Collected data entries

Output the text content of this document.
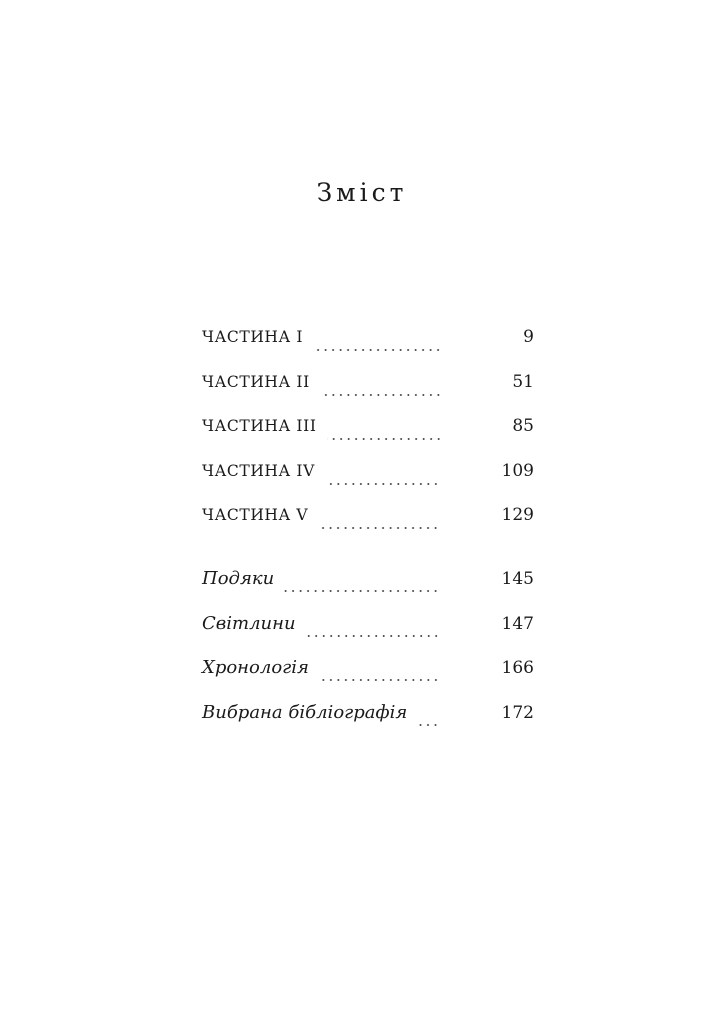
Зміст
ЧАСТИНА I	9
ЧАСТИНА II	51
ЧАСТИНА III	85
ЧАСТИНА IV	109
ЧАСТИНА V	129
Подяки	145
Світлини	147
Хронологія	166
Вибрана бібліографія	172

* TO BE DONE *
Transcribe the listing above verbatim. Omit the pictures.

* SOLVED PROBLEM *
Output the text content of this document.
Зміст
ЧАСТИНА I	9
ЧАСТИНА II	51
ЧАСТИНА III	85
ЧАСТИНА IV	109
ЧАСТИНА V	129
Подяки	145
Світлини	147
Хронологія	166
Вибрана бібліографія	172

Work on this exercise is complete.